[Some records]

=====

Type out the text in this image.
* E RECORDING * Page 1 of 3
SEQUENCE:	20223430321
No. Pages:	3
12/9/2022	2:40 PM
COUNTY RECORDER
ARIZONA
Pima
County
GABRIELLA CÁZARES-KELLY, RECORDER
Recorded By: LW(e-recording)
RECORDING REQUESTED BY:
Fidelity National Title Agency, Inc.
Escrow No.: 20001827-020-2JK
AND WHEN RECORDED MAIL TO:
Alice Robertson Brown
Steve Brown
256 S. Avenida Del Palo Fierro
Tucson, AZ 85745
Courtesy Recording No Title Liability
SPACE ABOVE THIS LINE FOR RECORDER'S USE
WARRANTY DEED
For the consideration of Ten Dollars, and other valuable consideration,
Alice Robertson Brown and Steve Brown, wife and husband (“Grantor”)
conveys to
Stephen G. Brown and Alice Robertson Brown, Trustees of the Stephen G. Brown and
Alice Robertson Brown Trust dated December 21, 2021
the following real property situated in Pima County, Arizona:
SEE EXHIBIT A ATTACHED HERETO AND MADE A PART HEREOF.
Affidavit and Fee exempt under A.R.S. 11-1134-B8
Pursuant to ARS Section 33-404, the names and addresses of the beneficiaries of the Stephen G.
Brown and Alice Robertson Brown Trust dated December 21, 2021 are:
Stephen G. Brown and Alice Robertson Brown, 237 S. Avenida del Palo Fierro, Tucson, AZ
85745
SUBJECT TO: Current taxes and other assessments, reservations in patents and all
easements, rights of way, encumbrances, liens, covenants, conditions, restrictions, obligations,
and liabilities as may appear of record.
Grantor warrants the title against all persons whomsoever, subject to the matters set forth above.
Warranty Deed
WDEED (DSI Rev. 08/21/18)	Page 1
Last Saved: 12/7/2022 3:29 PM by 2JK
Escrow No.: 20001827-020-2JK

=====

Repeat the material in full, exactly as it stands.

Type out the text in this image.
* E RECORDING * Page 1 of 3
SEQUENCE:	20223430321
No. Pages:	3
12/9/2022	2:40 PM
COUNTY RECORDER
ARIZONA
Pima
County
GABRIELLA CÁZARES-KELLY, RECORDER
Recorded By: LW(e-recording)
RECORDING REQUESTED BY:
Fidelity National Title Agency, Inc.
Escrow No.: 20001827-020-2JK
AND WHEN RECORDED MAIL TO:
Alice Robertson Brown
Steve Brown
256 S. Avenida Del Palo Fierro
Tucson, AZ 85745
Courtesy Recording No Title Liability
SPACE ABOVE THIS LINE FOR RECORDER'S USE
WARRANTY DEED
For the consideration of Ten Dollars, and other valuable consideration,
Alice Robertson Brown and Steve Brown, wife and husband (“Grantor”)
conveys to
Stephen G. Brown and Alice Robertson Brown, Trustees of the Stephen G. Brown and
Alice Robertson Brown Trust dated December 21, 2021
the following real property situated in Pima County, Arizona:
SEE EXHIBIT A ATTACHED HERETO AND MADE A PART HEREOF.
Affidavit and Fee exempt under A.R.S. 11-1134-B8
Pursuant to ARS Section 33-404, the names and addresses of the beneficiaries of the Stephen G.
Brown and Alice Robertson Brown Trust dated December 21, 2021 are:
Stephen G. Brown and Alice Robertson Brown, 237 S. Avenida del Palo Fierro, Tucson, AZ
85745
SUBJECT TO: Current taxes and other assessments, reservations in patents and all
easements, rights of way, encumbrances, liens, covenants, conditions, restrictions, obligations,
and liabilities as may appear of record.
Grantor warrants the title against all persons whomsoever, subject to the matters set forth above.
Warranty Deed
WDEED (DSI Rev. 08/21/18)	Page 1
Last Saved: 12/7/2022 3:29 PM by 2JK
Escrow No.: 20001827-020-2JK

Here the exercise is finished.